Omit every image, and transcribe the remaining entries exactly as given.
═══ EXCERPTED DATA
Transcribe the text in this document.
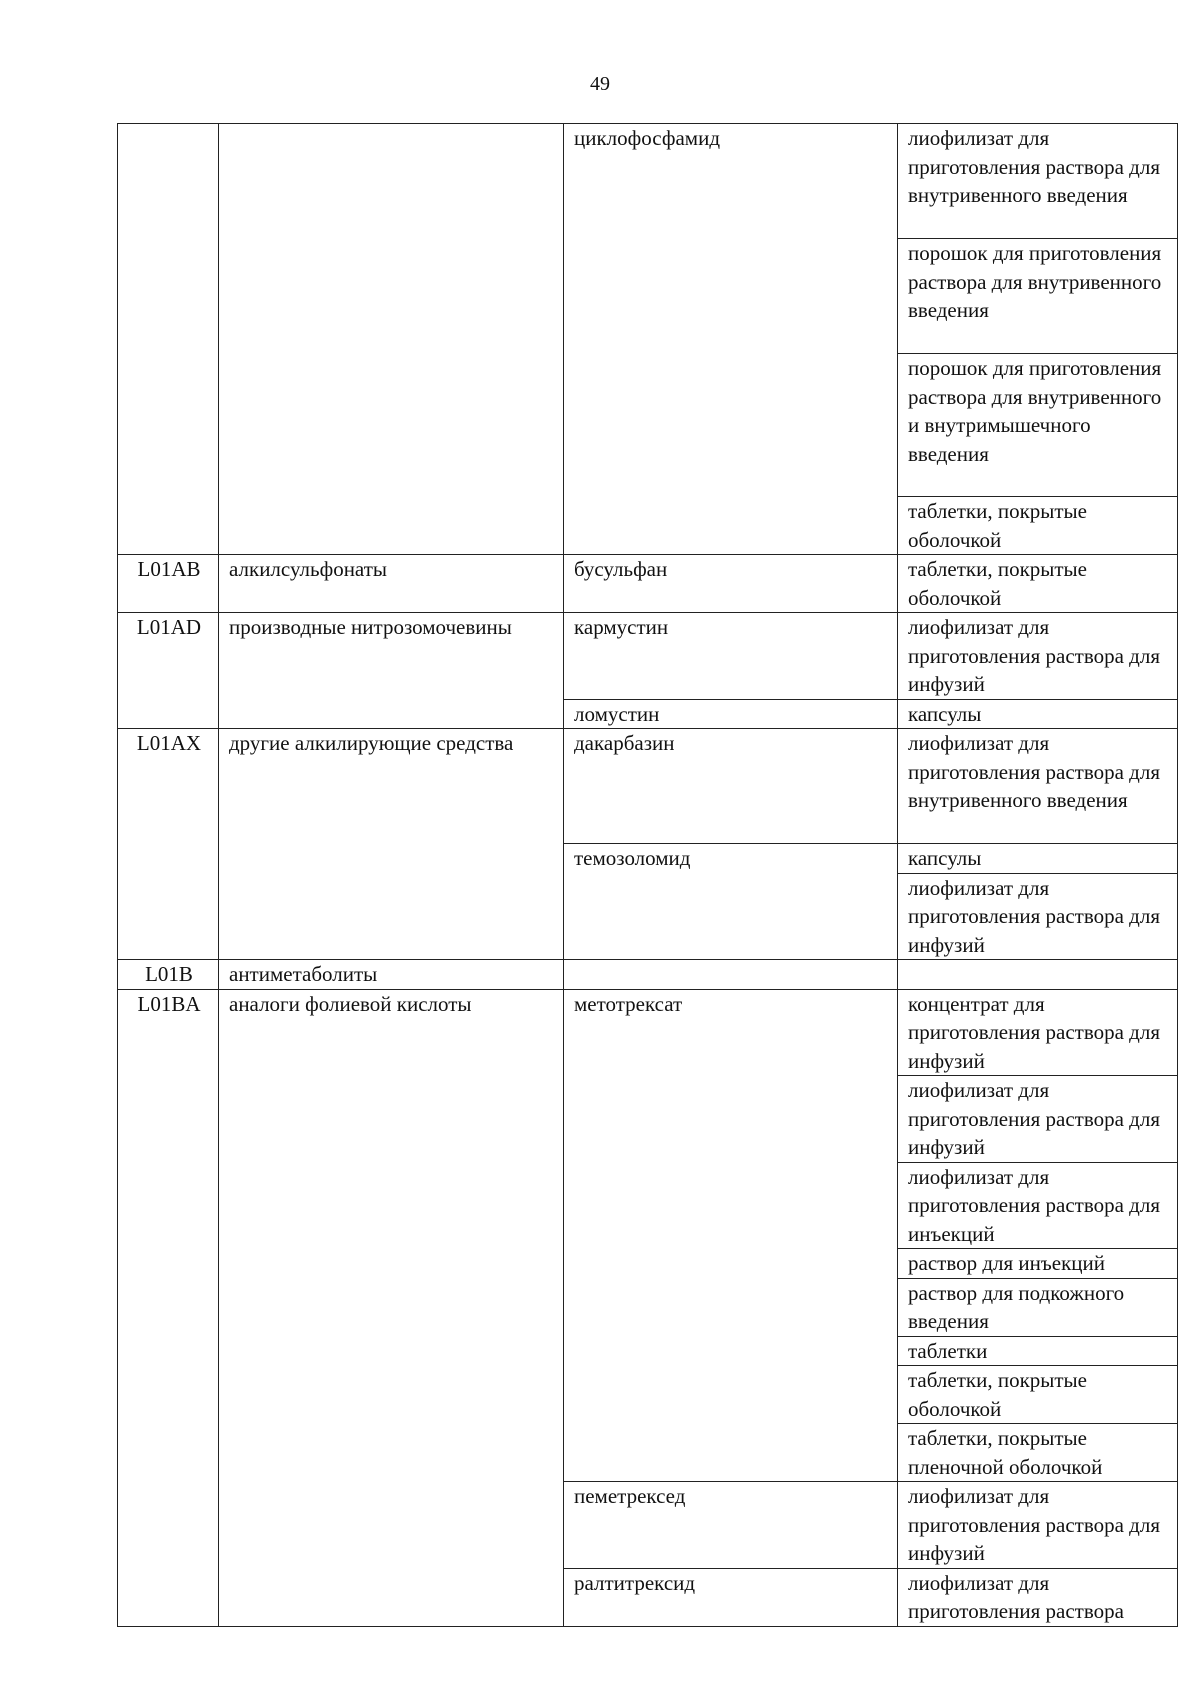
49
		циклофосфамид	лиофилизат для приготовления раствора для внутривенного введения
			порошок для приготовления раствора для внутривенного введения
			порошок для приготовления раствора для внутривенного и внутримышечного введения
			таблетки, покрытые оболочкой
L01AB	алкилсульфонаты	бусульфан	таблетки, покрытые оболочкой
L01AD	производные нитрозомочевины	кармустин	лиофилизат для приготовления раствора для инфузий
		ломустин	капсулы
L01AX	другие алкилирующие средства	дакарбазин	лиофилизат для приготовления раствора для внутривенного введения
		темозоломид	капсулы
			лиофилизат для приготовления раствора для инфузий
L01B	антиметаболиты		
L01BA	аналоги фолиевой кислоты	метотрексат	концентрат для приготовления раствора для инфузий
			лиофилизат для приготовления раствора для инфузий
			лиофилизат для приготовления раствора для инъекций
			раствор для инъекций
			раствор для подкожного введения
			таблетки
			таблетки, покрытые оболочкой
			таблетки, покрытые пленочной оболочкой
		пеметрексед	лиофилизат для приготовления раствора для инфузий
		ралтитрексид	лиофилизат для приготовления раствора
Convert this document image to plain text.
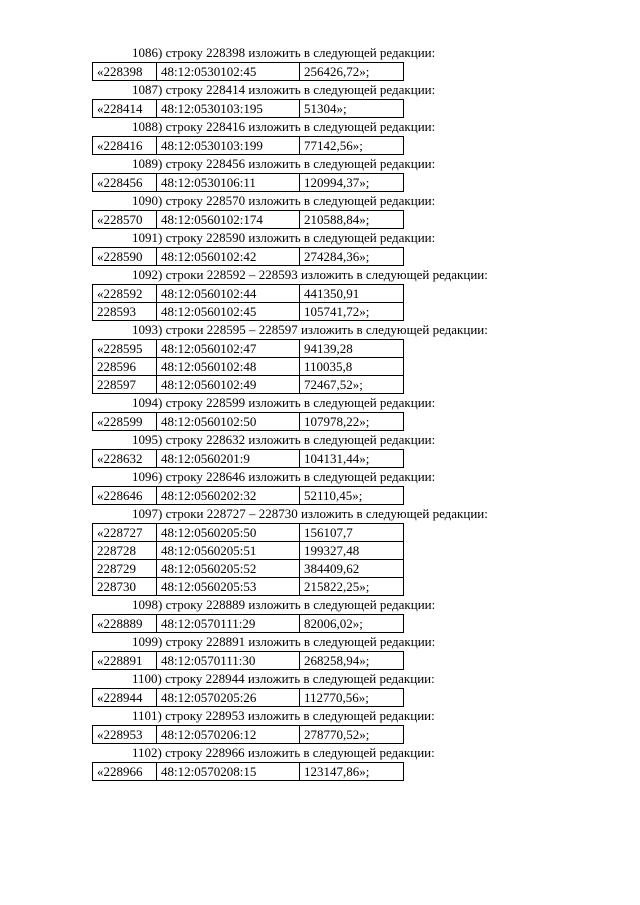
1086) строку 228398 изложить в следующей редакции:
«228398	48:12:0530102:45	256426,72»;
1087) строку 228414 изложить в следующей редакции:
«228414	48:12:0530103:195	51304»;
1088) строку 228416 изложить в следующей редакции:
«228416	48:12:0530103:199	77142,56»;
1089) строку 228456 изложить в следующей редакции:
«228456	48:12:0530106:11	120994,37»;
1090) строку 228570 изложить в следующей редакции:
«228570	48:12:0560102:174	210588,84»;
1091) строку 228590 изложить в следующей редакции:
«228590	48:12:0560102:42	274284,36»;
1092) строки 228592 – 228593 изложить в следующей редакции:
«228592	48:12:0560102:44	441350,91
228593	48:12:0560102:45	105741,72»;
1093) строки 228595 – 228597 изложить в следующей редакции:
«228595	48:12:0560102:47	94139,28
228596	48:12:0560102:48	110035,8
228597	48:12:0560102:49	72467,52»;
1094) строку 228599 изложить в следующей редакции:
«228599	48:12:0560102:50	107978,22»;
1095) строку 228632 изложить в следующей редакции:
«228632	48:12:0560201:9	104131,44»;
1096) строку 228646 изложить в следующей редакции:
«228646	48:12:0560202:32	52110,45»;
1097) строки 228727 – 228730 изложить в следующей редакции:
«228727	48:12:0560205:50	156107,7
228728	48:12:0560205:51	199327,48
228729	48:12:0560205:52	384409,62
228730	48:12:0560205:53	215822,25»;
1098) строку 228889 изложить в следующей редакции:
«228889	48:12:0570111:29	82006,02»;
1099) строку 228891 изложить в следующей редакции:
«228891	48:12:0570111:30	268258,94»;
1100) строку 228944 изложить в следующей редакции:
«228944	48:12:0570205:26	112770,56»;
1101) строку 228953 изложить в следующей редакции:
«228953	48:12:0570206:12	278770,52»;
1102) строку 228966 изложить в следующей редакции:
«228966	48:12:0570208:15	123147,86»;
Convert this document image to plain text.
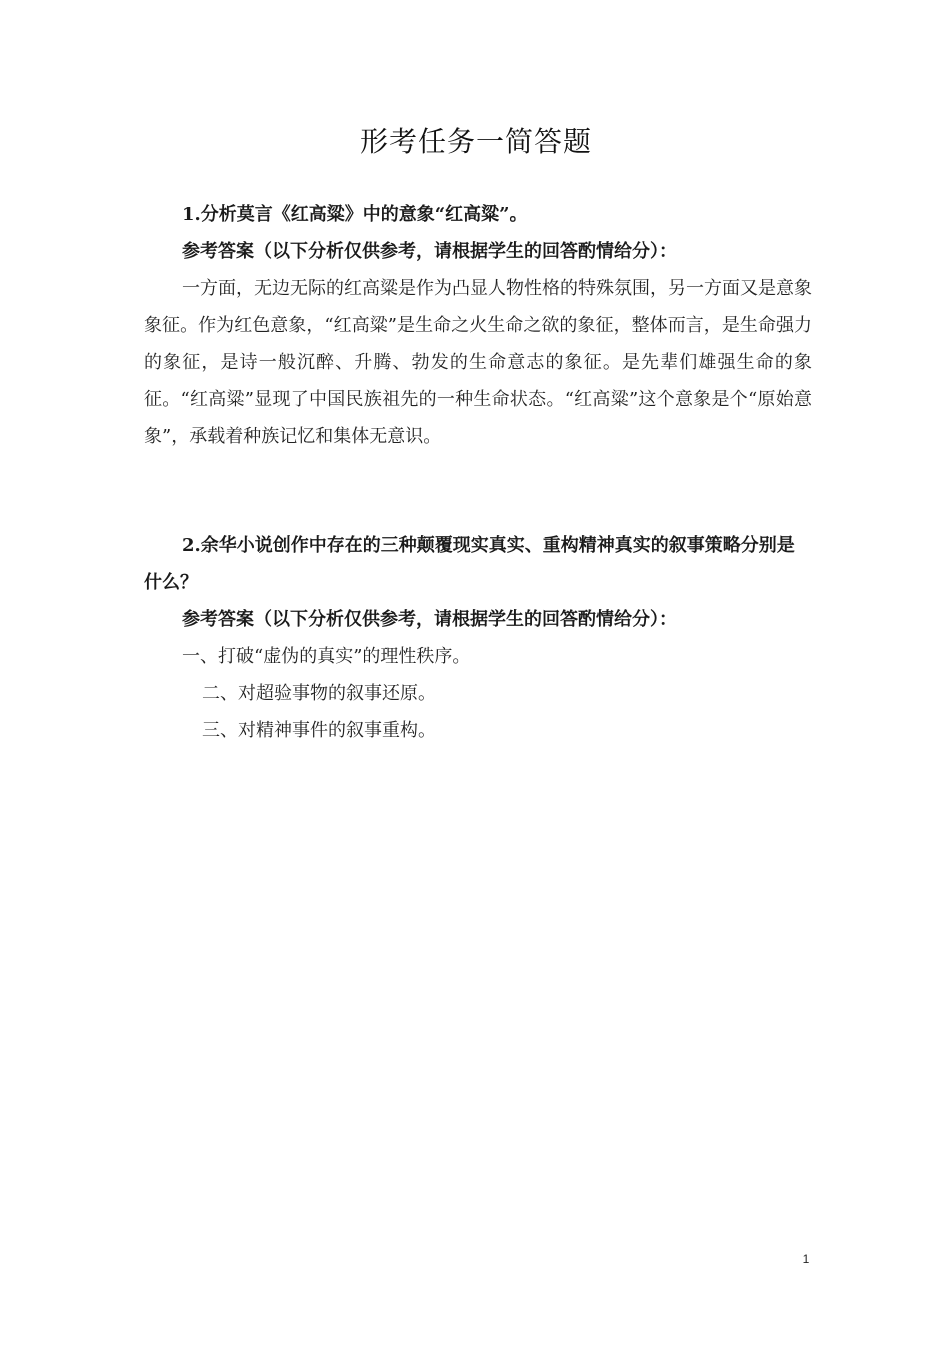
形考任务一简答题

1.分析莫言《红高粱》中的意象“红高粱”。

参考答案（以下分析仅供参考，请根据学生的回答酌情给分）：

一方面，无边无际的红高粱是作为凸显人物性格的特殊氛围，另一方面又是意象象征。作为红色意象，“红高粱”是生命之火生命之欲的象征，整体而言，是生命强力的象征，是诗一般沉醉、升腾、勃发的生命意志的象征。是先辈们雄强生命的象征。“红高粱”显现了中国民族祖先的一种生命状态。“红高粱”这个意象是个“原始意象”，承载着种族记忆和集体无意识。

2.余华小说创作中存在的三种颠覆现实真实、重构精神真实的叙事策略分别是什么？

参考答案（以下分析仅供参考，请根据学生的回答酌情给分）：

一、打破“虚伪的真实”的理性秩序。

二、对超验事物的叙事还原。

三、对精神事件的叙事重构。

1
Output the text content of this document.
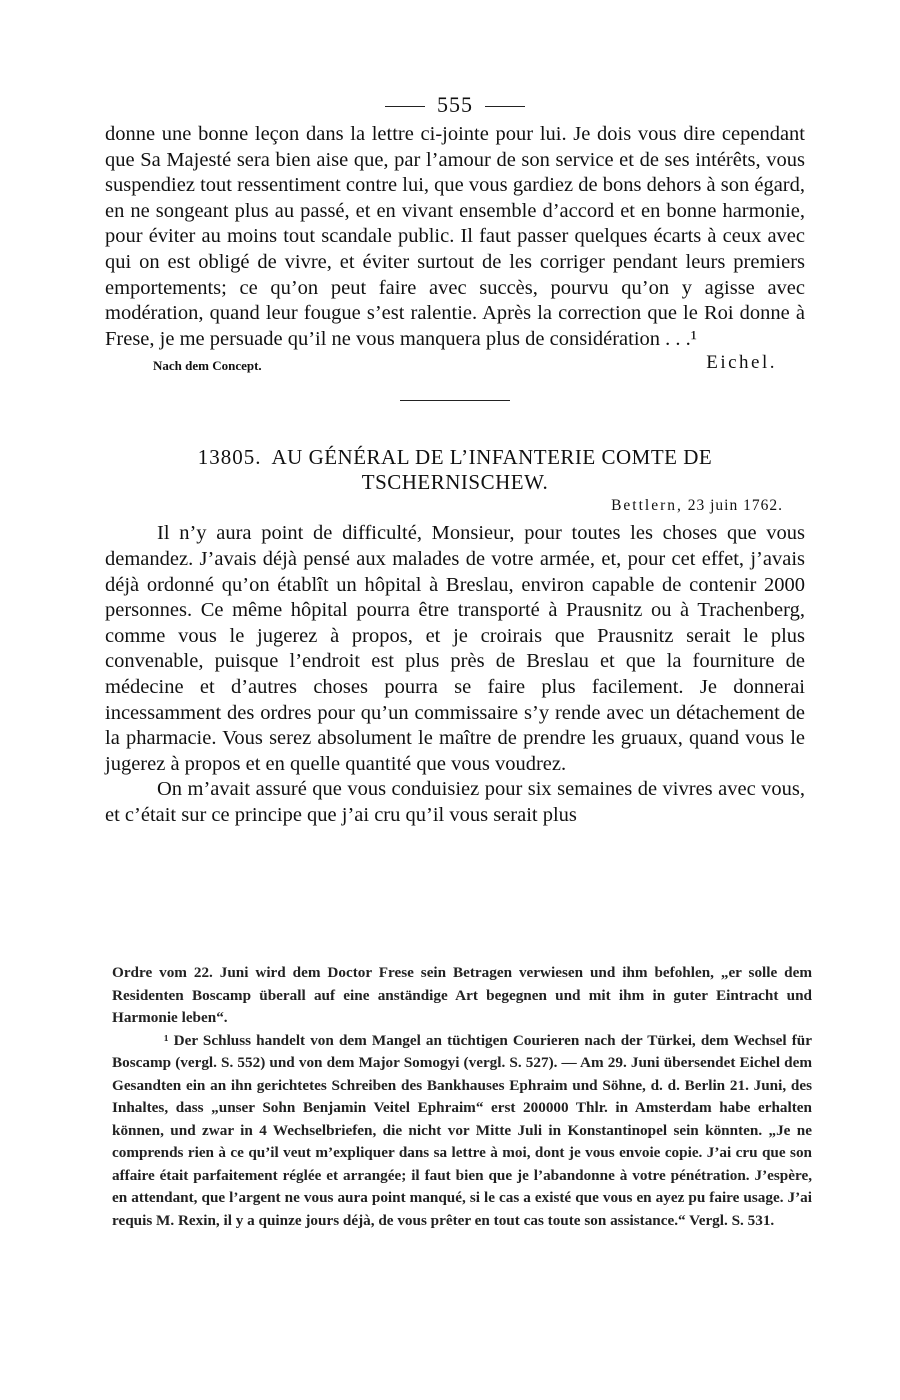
555

donne une bonne leçon dans la lettre ci-jointe pour lui. Je dois vous dire cependant que Sa Majesté sera bien aise que, par l’amour de son service et de ses intérêts, vous suspendiez tout ressentiment contre lui, que vous gardiez de bons dehors à son égard, en ne songeant plus au passé, et en vivant ensemble d’accord et en bonne harmonie, pour éviter au moins tout scandale public. Il faut passer quelques écarts à ceux avec qui on est obligé de vivre, et éviter surtout de les corriger pendant leurs premiers emportements; ce qu’on peut faire avec succès, pourvu qu’on y agisse avec modération, quand leur fougue s’est ralentie. Après la correction que le Roi donne à Frese, je me persuade qu’il ne vous manquera plus de considération . . .¹

Nach dem Concept.	Eichel.
13805. AU GÉNÉRAL DE L’INFANTERIE COMTE DE
TSCHERNISCHEW.
Bettlern, 23 juin 1762.

Il n’y aura point de difficulté, Monsieur, pour toutes les choses que vous demandez. J’avais déjà pensé aux malades de votre armée, et, pour cet effet, j’avais déjà ordonné qu’on établît un hôpital à Breslau, environ capable de contenir 2000 personnes. Ce même hôpital pourra être transporté à Prausnitz ou à Trachenberg, comme vous le jugerez à propos, et je croirais que Prausnitz serait le plus convenable, puisque l’endroit est plus près de Breslau et que la fourniture de médecine et d’autres choses pourra se faire plus facilement. Je donnerai incessamment des ordres pour qu’un commissaire s’y rende avec un détachement de la pharmacie. Vous serez absolument le maître de prendre les gruaux, quand vous le jugerez à propos et en quelle quantité que vous voudrez.

On m’avait assuré que vous conduisiez pour six semaines de vivres avec vous, et c’était sur ce principe que j’ai cru qu’il vous serait plus

Ordre vom 22. Juni wird dem Doctor Frese sein Betragen verwiesen und ihm befohlen, „er solle dem Residenten Boscamp überall auf eine anständige Art begegnen und mit ihm in guter Eintracht und Harmonie leben“.

¹ Der Schluss handelt von dem Mangel an tüchtigen Courieren nach der Türkei, dem Wechsel für Boscamp (vergl. S. 552) und von dem Major Somogyi (vergl. S. 527). — Am 29. Juni übersendet Eichel dem Gesandten ein an ihn gerichtetes Schreiben des Bankhauses Ephraim und Söhne, d. d. Berlin 21. Juni, des Inhaltes, dass „unser Sohn Benjamin Veitel Ephraim“ erst 200000 Thlr. in Amsterdam habe erhalten können, und zwar in 4 Wechselbriefen, die nicht vor Mitte Juli in Konstantinopel sein könnten. „Je ne comprends rien à ce qu’il veut m’expliquer dans sa lettre à moi, dont je vous envoie copie. J’ai cru que son affaire était parfaitement réglée et arrangée; il faut bien que je l’abandonne à votre pénétration. J’espère, en attendant, que l’argent ne vous aura point manqué, si le cas a existé que vous en ayez pu faire usage. J’ai requis M. Rexin, il y a quinze jours déjà, de vous prêter en tout cas toute son assistance.“ Vergl. S. 531.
══════
■ **TASK RESPONSE**:
Transcribe the text in this document.
49
		циклофосфамид	лиофилизат для приготовления раствора для внутривенного введения
			порошок для приготовления раствора для внутривенного введения
			порошок для приготовления раствора для внутривенного и внутримышечного введения
			таблетки, покрытые оболочкой
L01AB	алкилсульфонаты	бусульфан	таблетки, покрытые оболочкой
L01AD	производные нитрозомочевины	кармустин	лиофилизат для приготовления раствора для инфузий
		ломустин	капсулы
L01AX	другие алкилирующие средства	дакарбазин	лиофилизат для приготовления раствора для внутривенного введения
		темозоломид	капсулы
			лиофилизат для приготовления раствора для инфузий
L01B	антиметаболиты		
L01BA	аналоги фолиевой кислоты	метотрексат	концентрат для приготовления раствора для инфузий
			лиофилизат для приготовления раствора для инфузий
			лиофилизат для приготовления раствора для инъекций
			раствор для инъекций
			раствор для подкожного введения
			таблетки
			таблетки, покрытые оболочкой
			таблетки, покрытые пленочной оболочкой
		пеметрексед	лиофилизат для приготовления раствора для инфузий
		ралтитрексид	лиофилизат для приготовления раствора
Convert this document image to plain text.
1086) строку 228398 изложить в следующей редакции:
«228398	48:12:0530102:45	256426,72»;
1087) строку 228414 изложить в следующей редакции:
«228414	48:12:0530103:195	51304»;
1088) строку 228416 изложить в следующей редакции:
«228416	48:12:0530103:199	77142,56»;
1089) строку 228456 изложить в следующей редакции:
«228456	48:12:0530106:11	120994,37»;
1090) строку 228570 изложить в следующей редакции:
«228570	48:12:0560102:174	210588,84»;
1091) строку 228590 изложить в следующей редакции:
«228590	48:12:0560102:42	274284,36»;
1092) строки 228592 – 228593 изложить в следующей редакции:
«228592	48:12:0560102:44	441350,91
228593	48:12:0560102:45	105741,72»;
1093) строки 228595 – 228597 изложить в следующей редакции:
«228595	48:12:0560102:47	94139,28
228596	48:12:0560102:48	110035,8
228597	48:12:0560102:49	72467,52»;
1094) строку 228599 изложить в следующей редакции:
«228599	48:12:0560102:50	107978,22»;
1095) строку 228632 изложить в следующей редакции:
«228632	48:12:0560201:9	104131,44»;
1096) строку 228646 изложить в следующей редакции:
«228646	48:12:0560202:32	52110,45»;
1097) строки 228727 – 228730 изложить в следующей редакции:
«228727	48:12:0560205:50	156107,7
228728	48:12:0560205:51	199327,48
228729	48:12:0560205:52	384409,62
228730	48:12:0560205:53	215822,25»;
1098) строку 228889 изложить в следующей редакции:
«228889	48:12:0570111:29	82006,02»;
1099) строку 228891 изложить в следующей редакции:
«228891	48:12:0570111:30	268258,94»;
1100) строку 228944 изложить в следующей редакции:
«228944	48:12:0570205:26	112770,56»;
1101) строку 228953 изложить в следующей редакции:
«228953	48:12:0570206:12	278770,52»;
1102) строку 228966 изложить в следующей редакции:
«228966	48:12:0570208:15	123147,86»;
Convert this document image to plain text.
形考任务一简答题

1.分析莫言《红高粱》中的意象“红高粱”。

参考答案（以下分析仅供参考，请根据学生的回答酌情给分）：

一方面，无边无际的红高粱是作为凸显人物性格的特殊氛围，另一方面又是意象象征。作为红色意象，“红高粱”是生命之火生命之欲的象征，整体而言，是生命强力的象征，是诗一般沉醉、升腾、勃发的生命意志的象征。是先辈们雄强生命的象征。“红高粱”显现了中国民族祖先的一种生命状态。“红高粱”这个意象是个“原始意象”，承载着种族记忆和集体无意识。

2.余华小说创作中存在的三种颠覆现实真实、重构精神真实的叙事策略分别是什么？

参考答案（以下分析仅供参考，请根据学生的回答酌情给分）：

一、打破“虚伪的真实”的理性秩序。

二、对超验事物的叙事还原。

三、对精神事件的叙事重构。

1
Output the text content of this document.
555

donne une bonne leçon dans la lettre ci-jointe pour lui. Je dois vous dire cependant que Sa Majesté sera bien aise que, par l’amour de son service et de ses intérêts, vous suspendiez tout ressentiment contre lui, que vous gardiez de bons dehors à son égard, en ne songeant plus au passé, et en vivant ensemble d’accord et en bonne harmonie, pour éviter au moins tout scandale public. Il faut passer quelques écarts à ceux avec qui on est obligé de vivre, et éviter surtout de les corriger pendant leurs premiers emportements; ce qu’on peut faire avec succès, pourvu qu’on y agisse avec modération, quand leur fougue s’est ralentie. Après la correction que le Roi donne à Frese, je me persuade qu’il ne vous manquera plus de considération . . .¹

Nach dem Concept.	Eichel.
13805. AU GÉNÉRAL DE L’INFANTERIE COMTE DE
TSCHERNISCHEW.
Bettlern, 23 juin 1762.

Il n’y aura point de difficulté, Monsieur, pour toutes les choses que vous demandez. J’avais déjà pensé aux malades de votre armée, et, pour cet effet, j’avais déjà ordonné qu’on établît un hôpital à Breslau, environ capable de contenir 2000 personnes. Ce même hôpital pourra être transporté à Prausnitz ou à Trachenberg, comme vous le jugerez à propos, et je croirais que Prausnitz serait le plus convenable, puisque l’endroit est plus près de Breslau et que la fourniture de médecine et d’autres choses pourra se faire plus facilement. Je donnerai incessamment des ordres pour qu’un commissaire s’y rende avec un détachement de la pharmacie. Vous serez absolument le maître de prendre les gruaux, quand vous le jugerez à propos et en quelle quantité que vous voudrez.

On m’avait assuré que vous conduisiez pour six semaines de vivres avec vous, et c’était sur ce principe que j’ai cru qu’il vous serait plus

Ordre vom 22. Juni wird dem Doctor Frese sein Betragen verwiesen und ihm befohlen, „er solle dem Residenten Boscamp überall auf eine anständige Art begegnen und mit ihm in guter Eintracht und Harmonie leben“.

¹ Der Schluss handelt von dem Mangel an tüchtigen Courieren nach der Türkei, dem Wechsel für Boscamp (vergl. S. 552) und von dem Major Somogyi (vergl. S. 527). — Am 29. Juni übersendet Eichel dem Gesandten ein an ihn gerichtetes Schreiben des Bankhauses Ephraim und Söhne, d. d. Berlin 21. Juni, des Inhaltes, dass „unser Sohn Benjamin Veitel Ephraim“ erst 200000 Thlr. in Amsterdam habe erhalten können, und zwar in 4 Wechselbriefen, die nicht vor Mitte Juli in Konstantinopel sein könnten. „Je ne comprends rien à ce qu’il veut m’expliquer dans sa lettre à moi, dont je vous envoie copie. J’ai cru que son affaire était parfaitement réglée et arrangée; il faut bien que je l’abandonne à votre pénétration. J’espère, en attendant, que l’argent ne vous aura point manqué, si le cas a existé que vous en ayez pu faire usage. J’ai requis M. Rexin, il y a quinze jours déjà, de vous prêter en tout cas toute son assistance.“ Vergl. S. 531.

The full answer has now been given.